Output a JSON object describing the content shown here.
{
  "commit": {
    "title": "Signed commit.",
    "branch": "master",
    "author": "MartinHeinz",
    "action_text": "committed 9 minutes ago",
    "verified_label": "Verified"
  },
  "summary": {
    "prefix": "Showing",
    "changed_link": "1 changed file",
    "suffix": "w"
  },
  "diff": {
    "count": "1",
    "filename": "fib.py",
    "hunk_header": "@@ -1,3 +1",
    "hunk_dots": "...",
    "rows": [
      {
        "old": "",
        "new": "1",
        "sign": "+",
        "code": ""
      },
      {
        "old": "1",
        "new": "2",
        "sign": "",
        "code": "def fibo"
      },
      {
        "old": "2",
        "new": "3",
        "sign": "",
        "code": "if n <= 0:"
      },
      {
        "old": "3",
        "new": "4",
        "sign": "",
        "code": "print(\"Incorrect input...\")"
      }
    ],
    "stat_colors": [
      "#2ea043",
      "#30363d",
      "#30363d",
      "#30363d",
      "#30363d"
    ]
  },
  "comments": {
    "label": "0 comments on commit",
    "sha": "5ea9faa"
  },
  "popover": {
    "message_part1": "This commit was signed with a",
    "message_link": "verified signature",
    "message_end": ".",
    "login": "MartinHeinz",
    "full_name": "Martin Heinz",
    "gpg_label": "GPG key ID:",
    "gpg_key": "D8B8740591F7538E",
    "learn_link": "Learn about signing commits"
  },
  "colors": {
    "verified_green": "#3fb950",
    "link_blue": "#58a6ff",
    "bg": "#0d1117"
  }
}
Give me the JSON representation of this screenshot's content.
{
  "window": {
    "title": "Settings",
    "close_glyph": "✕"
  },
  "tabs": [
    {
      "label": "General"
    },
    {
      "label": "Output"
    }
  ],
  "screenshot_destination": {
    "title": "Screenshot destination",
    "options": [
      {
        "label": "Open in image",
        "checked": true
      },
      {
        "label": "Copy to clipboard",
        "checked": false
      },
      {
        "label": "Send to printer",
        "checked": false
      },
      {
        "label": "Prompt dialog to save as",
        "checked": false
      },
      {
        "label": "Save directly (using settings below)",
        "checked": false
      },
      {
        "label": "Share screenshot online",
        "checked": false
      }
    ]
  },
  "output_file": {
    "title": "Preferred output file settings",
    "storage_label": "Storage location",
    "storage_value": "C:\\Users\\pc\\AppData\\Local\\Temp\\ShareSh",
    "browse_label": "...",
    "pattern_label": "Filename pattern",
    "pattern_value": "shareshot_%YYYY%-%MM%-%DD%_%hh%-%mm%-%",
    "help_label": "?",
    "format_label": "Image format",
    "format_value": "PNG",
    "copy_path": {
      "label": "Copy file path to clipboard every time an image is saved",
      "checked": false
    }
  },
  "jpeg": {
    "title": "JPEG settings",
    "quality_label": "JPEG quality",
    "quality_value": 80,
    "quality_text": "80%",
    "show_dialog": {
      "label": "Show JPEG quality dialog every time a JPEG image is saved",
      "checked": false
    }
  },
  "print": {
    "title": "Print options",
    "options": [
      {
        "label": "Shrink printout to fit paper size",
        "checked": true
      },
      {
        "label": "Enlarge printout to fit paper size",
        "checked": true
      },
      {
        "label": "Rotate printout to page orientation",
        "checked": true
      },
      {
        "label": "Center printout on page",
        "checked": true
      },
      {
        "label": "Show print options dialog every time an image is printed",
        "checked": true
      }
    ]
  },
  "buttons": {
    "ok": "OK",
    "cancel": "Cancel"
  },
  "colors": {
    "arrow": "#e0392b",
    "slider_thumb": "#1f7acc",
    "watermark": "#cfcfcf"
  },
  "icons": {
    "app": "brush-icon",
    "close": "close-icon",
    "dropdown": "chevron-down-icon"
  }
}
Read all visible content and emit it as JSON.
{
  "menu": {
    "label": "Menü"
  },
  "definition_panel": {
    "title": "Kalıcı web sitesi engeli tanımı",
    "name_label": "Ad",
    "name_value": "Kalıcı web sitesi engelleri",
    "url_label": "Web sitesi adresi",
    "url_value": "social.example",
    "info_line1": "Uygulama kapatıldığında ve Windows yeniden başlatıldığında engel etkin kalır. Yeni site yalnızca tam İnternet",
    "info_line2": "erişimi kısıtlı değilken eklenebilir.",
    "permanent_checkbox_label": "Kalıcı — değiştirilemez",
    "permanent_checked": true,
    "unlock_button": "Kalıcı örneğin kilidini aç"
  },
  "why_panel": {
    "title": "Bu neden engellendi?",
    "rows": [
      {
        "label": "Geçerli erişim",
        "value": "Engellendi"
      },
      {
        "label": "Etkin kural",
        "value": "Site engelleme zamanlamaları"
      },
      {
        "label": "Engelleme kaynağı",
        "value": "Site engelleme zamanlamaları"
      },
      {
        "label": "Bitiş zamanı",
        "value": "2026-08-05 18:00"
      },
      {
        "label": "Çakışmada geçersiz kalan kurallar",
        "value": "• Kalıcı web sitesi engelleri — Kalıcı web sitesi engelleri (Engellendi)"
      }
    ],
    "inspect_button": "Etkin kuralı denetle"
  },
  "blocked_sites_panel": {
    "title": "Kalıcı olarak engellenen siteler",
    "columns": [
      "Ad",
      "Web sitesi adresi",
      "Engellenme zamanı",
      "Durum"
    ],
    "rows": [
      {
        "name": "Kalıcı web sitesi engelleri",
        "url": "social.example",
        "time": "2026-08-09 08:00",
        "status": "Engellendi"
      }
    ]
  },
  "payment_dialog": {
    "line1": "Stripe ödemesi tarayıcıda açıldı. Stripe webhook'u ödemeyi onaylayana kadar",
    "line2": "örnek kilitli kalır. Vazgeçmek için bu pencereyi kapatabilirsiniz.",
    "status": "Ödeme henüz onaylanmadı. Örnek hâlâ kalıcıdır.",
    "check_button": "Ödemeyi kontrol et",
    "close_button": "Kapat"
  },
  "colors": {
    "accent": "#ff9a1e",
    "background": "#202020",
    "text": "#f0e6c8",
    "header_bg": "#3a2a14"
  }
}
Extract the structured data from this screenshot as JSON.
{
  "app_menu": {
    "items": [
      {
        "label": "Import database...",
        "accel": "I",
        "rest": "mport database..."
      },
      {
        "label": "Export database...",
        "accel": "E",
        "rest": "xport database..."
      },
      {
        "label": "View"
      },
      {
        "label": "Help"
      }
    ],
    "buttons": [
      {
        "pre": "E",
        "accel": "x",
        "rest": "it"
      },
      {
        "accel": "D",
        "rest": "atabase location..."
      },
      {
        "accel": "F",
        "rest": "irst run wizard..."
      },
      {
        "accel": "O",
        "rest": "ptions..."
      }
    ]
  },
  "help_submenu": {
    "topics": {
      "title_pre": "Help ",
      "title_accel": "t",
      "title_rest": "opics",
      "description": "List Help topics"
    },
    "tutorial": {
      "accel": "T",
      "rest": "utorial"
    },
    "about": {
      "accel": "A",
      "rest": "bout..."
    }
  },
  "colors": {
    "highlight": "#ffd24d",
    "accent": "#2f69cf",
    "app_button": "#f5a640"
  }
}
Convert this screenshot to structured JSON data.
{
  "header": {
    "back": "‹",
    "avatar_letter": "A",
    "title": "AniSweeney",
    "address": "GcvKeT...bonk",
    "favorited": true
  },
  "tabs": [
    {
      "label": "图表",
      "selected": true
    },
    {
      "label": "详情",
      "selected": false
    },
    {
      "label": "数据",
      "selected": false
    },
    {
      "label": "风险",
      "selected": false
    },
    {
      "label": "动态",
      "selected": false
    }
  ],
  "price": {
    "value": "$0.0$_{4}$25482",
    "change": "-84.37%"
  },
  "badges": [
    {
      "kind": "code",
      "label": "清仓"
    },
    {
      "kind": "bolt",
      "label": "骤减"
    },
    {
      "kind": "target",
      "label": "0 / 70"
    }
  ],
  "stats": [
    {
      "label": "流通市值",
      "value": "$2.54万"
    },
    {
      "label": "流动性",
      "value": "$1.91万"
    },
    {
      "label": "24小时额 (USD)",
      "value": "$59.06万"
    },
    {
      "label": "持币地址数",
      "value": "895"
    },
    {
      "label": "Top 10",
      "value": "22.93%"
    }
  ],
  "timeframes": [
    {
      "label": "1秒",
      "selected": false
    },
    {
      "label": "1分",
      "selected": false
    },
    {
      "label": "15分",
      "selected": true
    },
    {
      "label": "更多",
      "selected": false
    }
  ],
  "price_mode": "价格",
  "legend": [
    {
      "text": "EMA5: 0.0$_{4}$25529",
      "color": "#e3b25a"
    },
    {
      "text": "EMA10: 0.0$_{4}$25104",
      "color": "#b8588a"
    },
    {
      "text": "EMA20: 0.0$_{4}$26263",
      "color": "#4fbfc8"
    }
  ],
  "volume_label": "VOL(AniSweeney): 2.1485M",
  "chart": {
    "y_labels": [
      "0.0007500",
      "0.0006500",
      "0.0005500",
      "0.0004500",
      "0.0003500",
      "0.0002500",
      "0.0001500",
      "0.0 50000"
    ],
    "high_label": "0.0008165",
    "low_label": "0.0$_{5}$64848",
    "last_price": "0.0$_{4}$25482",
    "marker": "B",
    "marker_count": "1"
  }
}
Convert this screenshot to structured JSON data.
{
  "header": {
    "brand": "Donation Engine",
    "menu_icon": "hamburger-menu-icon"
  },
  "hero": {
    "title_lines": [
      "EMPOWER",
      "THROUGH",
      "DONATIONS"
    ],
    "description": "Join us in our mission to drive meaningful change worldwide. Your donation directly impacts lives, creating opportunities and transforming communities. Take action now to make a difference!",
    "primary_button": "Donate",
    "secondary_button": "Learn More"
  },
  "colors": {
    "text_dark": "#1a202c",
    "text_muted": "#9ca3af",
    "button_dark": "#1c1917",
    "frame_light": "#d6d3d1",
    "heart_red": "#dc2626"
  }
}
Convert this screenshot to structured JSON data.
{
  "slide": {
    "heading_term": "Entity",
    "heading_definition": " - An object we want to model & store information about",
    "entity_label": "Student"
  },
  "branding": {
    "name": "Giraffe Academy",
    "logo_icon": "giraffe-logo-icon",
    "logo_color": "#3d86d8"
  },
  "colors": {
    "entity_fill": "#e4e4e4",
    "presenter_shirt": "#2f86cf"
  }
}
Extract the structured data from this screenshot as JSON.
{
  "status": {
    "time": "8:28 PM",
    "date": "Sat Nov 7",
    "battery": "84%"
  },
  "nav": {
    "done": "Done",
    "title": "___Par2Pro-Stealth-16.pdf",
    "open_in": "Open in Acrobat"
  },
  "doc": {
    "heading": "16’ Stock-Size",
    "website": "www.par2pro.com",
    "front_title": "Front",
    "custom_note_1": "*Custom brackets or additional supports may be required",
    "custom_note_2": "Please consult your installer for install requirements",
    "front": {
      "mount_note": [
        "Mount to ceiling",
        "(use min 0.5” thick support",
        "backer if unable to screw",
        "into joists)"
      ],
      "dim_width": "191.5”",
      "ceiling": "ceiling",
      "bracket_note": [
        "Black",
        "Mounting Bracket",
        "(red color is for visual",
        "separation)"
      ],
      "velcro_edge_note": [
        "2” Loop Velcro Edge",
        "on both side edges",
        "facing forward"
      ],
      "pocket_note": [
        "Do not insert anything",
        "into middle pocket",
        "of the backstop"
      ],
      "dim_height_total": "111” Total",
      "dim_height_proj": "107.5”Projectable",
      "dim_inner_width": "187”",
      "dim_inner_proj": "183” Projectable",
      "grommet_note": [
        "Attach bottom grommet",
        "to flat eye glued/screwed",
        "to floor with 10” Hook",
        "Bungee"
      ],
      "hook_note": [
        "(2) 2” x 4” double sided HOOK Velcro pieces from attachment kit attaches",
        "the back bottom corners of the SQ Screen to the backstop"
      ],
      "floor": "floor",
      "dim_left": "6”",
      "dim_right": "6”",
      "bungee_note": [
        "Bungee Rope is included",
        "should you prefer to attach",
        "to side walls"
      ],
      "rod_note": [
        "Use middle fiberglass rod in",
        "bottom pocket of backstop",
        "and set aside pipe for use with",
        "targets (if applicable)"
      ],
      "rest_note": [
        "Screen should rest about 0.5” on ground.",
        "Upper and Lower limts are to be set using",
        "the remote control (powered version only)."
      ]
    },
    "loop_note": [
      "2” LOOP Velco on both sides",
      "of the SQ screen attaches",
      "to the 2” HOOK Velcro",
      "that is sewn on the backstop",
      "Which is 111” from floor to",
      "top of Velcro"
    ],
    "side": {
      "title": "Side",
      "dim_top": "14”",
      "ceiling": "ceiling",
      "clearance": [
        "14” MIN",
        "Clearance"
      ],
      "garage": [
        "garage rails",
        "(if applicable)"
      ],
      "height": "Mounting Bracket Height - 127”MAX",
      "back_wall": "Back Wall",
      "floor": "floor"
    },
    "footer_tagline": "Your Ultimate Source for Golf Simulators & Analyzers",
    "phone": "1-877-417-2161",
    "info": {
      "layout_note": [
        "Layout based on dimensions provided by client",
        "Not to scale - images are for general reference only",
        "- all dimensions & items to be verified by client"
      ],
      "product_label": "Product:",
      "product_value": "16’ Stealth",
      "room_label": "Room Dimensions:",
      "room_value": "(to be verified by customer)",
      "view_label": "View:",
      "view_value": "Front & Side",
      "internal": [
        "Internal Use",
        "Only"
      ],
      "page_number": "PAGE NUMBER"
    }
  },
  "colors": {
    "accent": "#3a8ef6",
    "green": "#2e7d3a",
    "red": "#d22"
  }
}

*WHAT TO PRODUCE*
Gather from the records above every line containing the string "object".

*EXERCISE OUTPUT*
Output a JSON object describing the content shown here.
    "heading_definition": " - An object we want to model & store information about",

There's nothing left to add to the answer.